━━━ Task data

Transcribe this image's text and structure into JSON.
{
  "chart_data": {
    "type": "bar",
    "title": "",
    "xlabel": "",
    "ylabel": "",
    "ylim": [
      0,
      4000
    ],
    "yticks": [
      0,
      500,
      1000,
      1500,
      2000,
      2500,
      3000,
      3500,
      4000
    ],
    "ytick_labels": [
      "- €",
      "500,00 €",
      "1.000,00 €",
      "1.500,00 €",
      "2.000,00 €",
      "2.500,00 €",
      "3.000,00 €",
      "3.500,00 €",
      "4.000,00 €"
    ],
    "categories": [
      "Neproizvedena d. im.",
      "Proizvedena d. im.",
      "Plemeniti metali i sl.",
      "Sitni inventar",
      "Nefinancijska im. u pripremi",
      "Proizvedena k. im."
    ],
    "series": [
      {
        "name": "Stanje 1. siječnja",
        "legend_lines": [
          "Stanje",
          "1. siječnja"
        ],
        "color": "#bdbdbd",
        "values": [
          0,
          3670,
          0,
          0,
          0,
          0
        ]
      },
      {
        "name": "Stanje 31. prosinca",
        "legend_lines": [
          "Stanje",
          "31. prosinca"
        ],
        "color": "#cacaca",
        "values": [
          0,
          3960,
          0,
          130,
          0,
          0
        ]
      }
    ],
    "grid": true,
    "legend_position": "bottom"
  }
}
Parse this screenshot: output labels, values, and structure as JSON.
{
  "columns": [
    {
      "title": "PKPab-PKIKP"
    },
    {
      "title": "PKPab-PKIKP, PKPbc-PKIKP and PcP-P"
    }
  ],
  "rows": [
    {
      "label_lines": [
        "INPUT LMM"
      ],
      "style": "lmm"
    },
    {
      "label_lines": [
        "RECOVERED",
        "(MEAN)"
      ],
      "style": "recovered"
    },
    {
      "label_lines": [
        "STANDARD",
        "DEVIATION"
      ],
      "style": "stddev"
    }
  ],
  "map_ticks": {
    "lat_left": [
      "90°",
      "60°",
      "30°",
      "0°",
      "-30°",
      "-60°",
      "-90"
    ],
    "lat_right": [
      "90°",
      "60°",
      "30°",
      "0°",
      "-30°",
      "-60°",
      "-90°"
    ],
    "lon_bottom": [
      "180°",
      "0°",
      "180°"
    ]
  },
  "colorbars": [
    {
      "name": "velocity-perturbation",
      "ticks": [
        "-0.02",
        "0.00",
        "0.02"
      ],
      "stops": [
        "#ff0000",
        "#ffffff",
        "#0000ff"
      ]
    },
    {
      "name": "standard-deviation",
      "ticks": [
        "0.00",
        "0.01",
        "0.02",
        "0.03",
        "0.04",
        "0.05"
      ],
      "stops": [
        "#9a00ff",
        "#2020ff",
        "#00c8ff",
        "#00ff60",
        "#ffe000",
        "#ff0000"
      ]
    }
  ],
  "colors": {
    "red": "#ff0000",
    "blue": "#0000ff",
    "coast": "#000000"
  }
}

━━━━━━

Work instructions. Where a line contains "title", copy that line.

Complete answer.
    "title": "",
      "title": "PKPab-PKIKP"
      "title": "PKPab-PKIKP, PKPbc-PKIKP and PcP-P"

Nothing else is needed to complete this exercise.